>>

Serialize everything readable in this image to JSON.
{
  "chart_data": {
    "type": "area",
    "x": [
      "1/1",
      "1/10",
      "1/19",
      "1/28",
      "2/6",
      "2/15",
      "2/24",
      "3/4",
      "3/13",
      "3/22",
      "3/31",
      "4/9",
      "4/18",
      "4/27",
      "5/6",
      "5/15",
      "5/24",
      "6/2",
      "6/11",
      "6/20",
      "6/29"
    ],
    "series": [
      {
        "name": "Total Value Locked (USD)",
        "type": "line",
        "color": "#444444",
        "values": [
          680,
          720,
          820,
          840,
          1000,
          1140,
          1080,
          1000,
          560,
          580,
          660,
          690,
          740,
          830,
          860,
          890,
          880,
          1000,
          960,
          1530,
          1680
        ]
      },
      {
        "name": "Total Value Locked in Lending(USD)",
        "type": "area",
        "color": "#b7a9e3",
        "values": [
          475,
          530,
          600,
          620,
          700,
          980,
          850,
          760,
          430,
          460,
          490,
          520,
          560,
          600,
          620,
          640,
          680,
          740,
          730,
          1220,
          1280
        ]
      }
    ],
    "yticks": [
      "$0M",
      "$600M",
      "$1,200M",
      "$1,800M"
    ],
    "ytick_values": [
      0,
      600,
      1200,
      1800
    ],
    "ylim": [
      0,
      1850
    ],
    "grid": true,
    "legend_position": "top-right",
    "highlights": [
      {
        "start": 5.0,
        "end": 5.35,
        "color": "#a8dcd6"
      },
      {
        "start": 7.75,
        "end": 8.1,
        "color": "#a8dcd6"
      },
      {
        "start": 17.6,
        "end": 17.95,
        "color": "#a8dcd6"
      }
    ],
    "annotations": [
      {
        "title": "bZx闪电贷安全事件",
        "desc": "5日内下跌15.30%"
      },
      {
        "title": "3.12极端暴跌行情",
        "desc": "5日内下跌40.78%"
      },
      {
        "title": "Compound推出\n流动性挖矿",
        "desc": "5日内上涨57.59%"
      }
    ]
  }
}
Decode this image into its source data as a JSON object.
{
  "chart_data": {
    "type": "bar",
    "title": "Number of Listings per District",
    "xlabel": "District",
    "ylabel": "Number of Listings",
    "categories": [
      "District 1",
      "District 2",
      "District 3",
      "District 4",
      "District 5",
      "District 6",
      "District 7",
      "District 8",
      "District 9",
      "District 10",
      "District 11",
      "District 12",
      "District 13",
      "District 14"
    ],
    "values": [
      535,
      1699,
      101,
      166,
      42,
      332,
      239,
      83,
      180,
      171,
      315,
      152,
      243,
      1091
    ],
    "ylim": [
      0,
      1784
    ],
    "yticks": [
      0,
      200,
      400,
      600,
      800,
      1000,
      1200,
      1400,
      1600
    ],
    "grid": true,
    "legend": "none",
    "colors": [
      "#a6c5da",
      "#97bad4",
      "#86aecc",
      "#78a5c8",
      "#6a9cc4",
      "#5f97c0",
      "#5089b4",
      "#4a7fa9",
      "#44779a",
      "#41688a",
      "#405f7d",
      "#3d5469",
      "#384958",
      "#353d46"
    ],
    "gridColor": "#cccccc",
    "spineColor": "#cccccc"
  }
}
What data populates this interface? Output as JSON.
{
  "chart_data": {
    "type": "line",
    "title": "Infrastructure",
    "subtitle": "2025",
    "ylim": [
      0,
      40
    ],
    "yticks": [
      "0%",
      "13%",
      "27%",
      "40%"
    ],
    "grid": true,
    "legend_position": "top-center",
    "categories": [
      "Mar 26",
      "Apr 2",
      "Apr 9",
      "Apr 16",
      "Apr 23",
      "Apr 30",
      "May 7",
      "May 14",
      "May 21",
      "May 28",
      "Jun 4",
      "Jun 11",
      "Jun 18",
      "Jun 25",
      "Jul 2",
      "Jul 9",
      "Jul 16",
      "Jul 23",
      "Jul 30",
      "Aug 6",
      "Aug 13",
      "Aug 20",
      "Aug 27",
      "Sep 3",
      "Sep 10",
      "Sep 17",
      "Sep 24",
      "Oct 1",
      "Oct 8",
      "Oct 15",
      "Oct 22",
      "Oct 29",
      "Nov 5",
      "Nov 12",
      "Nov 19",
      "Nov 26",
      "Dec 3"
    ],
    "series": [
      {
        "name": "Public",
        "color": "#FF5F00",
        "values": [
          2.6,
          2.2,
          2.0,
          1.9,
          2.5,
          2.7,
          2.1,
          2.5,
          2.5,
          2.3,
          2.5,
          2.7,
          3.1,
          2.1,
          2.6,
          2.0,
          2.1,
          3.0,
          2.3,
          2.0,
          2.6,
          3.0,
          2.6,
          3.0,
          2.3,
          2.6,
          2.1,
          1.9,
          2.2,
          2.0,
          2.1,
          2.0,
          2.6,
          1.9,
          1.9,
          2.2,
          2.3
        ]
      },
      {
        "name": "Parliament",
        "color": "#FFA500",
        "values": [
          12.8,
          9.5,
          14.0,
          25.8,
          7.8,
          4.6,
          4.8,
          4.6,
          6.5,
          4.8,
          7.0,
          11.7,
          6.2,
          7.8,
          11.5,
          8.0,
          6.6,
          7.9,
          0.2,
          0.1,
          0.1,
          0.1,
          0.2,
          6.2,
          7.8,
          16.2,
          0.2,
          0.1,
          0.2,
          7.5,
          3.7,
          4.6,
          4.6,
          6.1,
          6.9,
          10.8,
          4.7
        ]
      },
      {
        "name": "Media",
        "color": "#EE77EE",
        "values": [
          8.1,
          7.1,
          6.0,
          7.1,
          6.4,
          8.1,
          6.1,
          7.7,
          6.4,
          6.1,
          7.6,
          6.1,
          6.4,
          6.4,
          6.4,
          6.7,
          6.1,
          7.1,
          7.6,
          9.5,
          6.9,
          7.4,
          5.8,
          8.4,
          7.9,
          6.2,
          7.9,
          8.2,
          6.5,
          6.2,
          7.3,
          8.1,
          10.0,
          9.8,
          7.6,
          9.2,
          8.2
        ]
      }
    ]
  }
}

<<

* **Problem**
Reproduce every entry shown above, precisely as it stands.

* **Task response**
Serialize everything readable in this image to JSON.
{
  "chart_data": {
    "type": "area",
    "x": [
      "1/1",
      "1/10",
      "1/19",
      "1/28",
      "2/6",
      "2/15",
      "2/24",
      "3/4",
      "3/13",
      "3/22",
      "3/31",
      "4/9",
      "4/18",
      "4/27",
      "5/6",
      "5/15",
      "5/24",
      "6/2",
      "6/11",
      "6/20",
      "6/29"
    ],
    "series": [
      {
        "name": "Total Value Locked (USD)",
        "type": "line",
        "color": "#444444",
        "values": [
          680,
          720,
          820,
          840,
          1000,
          1140,
          1080,
          1000,
          560,
          580,
          660,
          690,
          740,
          830,
          860,
          890,
          880,
          1000,
          960,
          1530,
          1680
        ]
      },
      {
        "name": "Total Value Locked in Lending(USD)",
        "type": "area",
        "color": "#b7a9e3",
        "values": [
          475,
          530,
          600,
          620,
          700,
          980,
          850,
          760,
          430,
          460,
          490,
          520,
          560,
          600,
          620,
          640,
          680,
          740,
          730,
          1220,
          1280
        ]
      }
    ],
    "yticks": [
      "$0M",
      "$600M",
      "$1,200M",
      "$1,800M"
    ],
    "ytick_values": [
      0,
      600,
      1200,
      1800
    ],
    "ylim": [
      0,
      1850
    ],
    "grid": true,
    "legend_position": "top-right",
    "highlights": [
      {
        "start": 5.0,
        "end": 5.35,
        "color": "#a8dcd6"
      },
      {
        "start": 7.75,
        "end": 8.1,
        "color": "#a8dcd6"
      },
      {
        "start": 17.6,
        "end": 17.95,
        "color": "#a8dcd6"
      }
    ],
    "annotations": [
      {
        "title": "bZx闪电贷安全事件",
        "desc": "5日内下跌15.30%"
      },
      {
        "title": "3.12极端暴跌行情",
        "desc": "5日内下跌40.78%"
      },
      {
        "title": "Compound推出\n流动性挖矿",
        "desc": "5日内上涨57.59%"
      }
    ]
  }
}
Decode this image into its source data as a JSON object.
{
  "chart_data": {
    "type": "bar",
    "title": "Number of Listings per District",
    "xlabel": "District",
    "ylabel": "Number of Listings",
    "categories": [
      "District 1",
      "District 2",
      "District 3",
      "District 4",
      "District 5",
      "District 6",
      "District 7",
      "District 8",
      "District 9",
      "District 10",
      "District 11",
      "District 12",
      "District 13",
      "District 14"
    ],
    "values": [
      535,
      1699,
      101,
      166,
      42,
      332,
      239,
      83,
      180,
      171,
      315,
      152,
      243,
      1091
    ],
    "ylim": [
      0,
      1784
    ],
    "yticks": [
      0,
      200,
      400,
      600,
      800,
      1000,
      1200,
      1400,
      1600
    ],
    "grid": true,
    "legend": "none",
    "colors": [
      "#a6c5da",
      "#97bad4",
      "#86aecc",
      "#78a5c8",
      "#6a9cc4",
      "#5f97c0",
      "#5089b4",
      "#4a7fa9",
      "#44779a",
      "#41688a",
      "#405f7d",
      "#3d5469",
      "#384958",
      "#353d46"
    ],
    "gridColor": "#cccccc",
    "spineColor": "#cccccc"
  }
}
What data populates this interface? Output as JSON.
{
  "chart_data": {
    "type": "line",
    "title": "Infrastructure",
    "subtitle": "2025",
    "ylim": [
      0,
      40
    ],
    "yticks": [
      "0%",
      "13%",
      "27%",
      "40%"
    ],
    "grid": true,
    "legend_position": "top-center",
    "categories": [
      "Mar 26",
      "Apr 2",
      "Apr 9",
      "Apr 16",
      "Apr 23",
      "Apr 30",
      "May 7",
      "May 14",
      "May 21",
      "May 28",
      "Jun 4",
      "Jun 11",
      "Jun 18",
      "Jun 25",
      "Jul 2",
      "Jul 9",
      "Jul 16",
      "Jul 23",
      "Jul 30",
      "Aug 6",
      "Aug 13",
      "Aug 20",
      "Aug 27",
      "Sep 3",
      "Sep 10",
      "Sep 17",
      "Sep 24",
      "Oct 1",
      "Oct 8",
      "Oct 15",
      "Oct 22",
      "Oct 29",
      "Nov 5",
      "Nov 12",
      "Nov 19",
      "Nov 26",
      "Dec 3"
    ],
    "series": [
      {
        "name": "Public",
        "color": "#FF5F00",
        "values": [
          2.6,
          2.2,
          2.0,
          1.9,
          2.5,
          2.7,
          2.1,
          2.5,
          2.5,
          2.3,
          2.5,
          2.7,
          3.1,
          2.1,
          2.6,
          2.0,
          2.1,
          3.0,
          2.3,
          2.0,
          2.6,
          3.0,
          2.6,
          3.0,
          2.3,
          2.6,
          2.1,
          1.9,
          2.2,
          2.0,
          2.1,
          2.0,
          2.6,
          1.9,
          1.9,
          2.2,
          2.3
        ]
      },
      {
        "name": "Parliament",
        "color": "#FFA500",
        "values": [
          12.8,
          9.5,
          14.0,
          25.8,
          7.8,
          4.6,
          4.8,
          4.6,
          6.5,
          4.8,
          7.0,
          11.7,
          6.2,
          7.8,
          11.5,
          8.0,
          6.6,
          7.9,
          0.2,
          0.1,
          0.1,
          0.1,
          0.2,
          6.2,
          7.8,
          16.2,
          0.2,
          0.1,
          0.2,
          7.5,
          3.7,
          4.6,
          4.6,
          6.1,
          6.9,
          10.8,
          4.7
        ]
      },
      {
        "name": "Media",
        "color": "#EE77EE",
        "values": [
          8.1,
          7.1,
          6.0,
          7.1,
          6.4,
          8.1,
          6.1,
          7.7,
          6.4,
          6.1,
          7.6,
          6.1,
          6.4,
          6.4,
          6.4,
          6.7,
          6.1,
          7.1,
          7.6,
          9.5,
          6.9,
          7.4,
          5.8,
          8.4,
          7.9,
          6.2,
          7.9,
          8.2,
          6.5,
          6.2,
          7.3,
          8.1,
          10.0,
          9.8,
          7.6,
          9.2,
          8.2
        ]
      }
    ]
  }
}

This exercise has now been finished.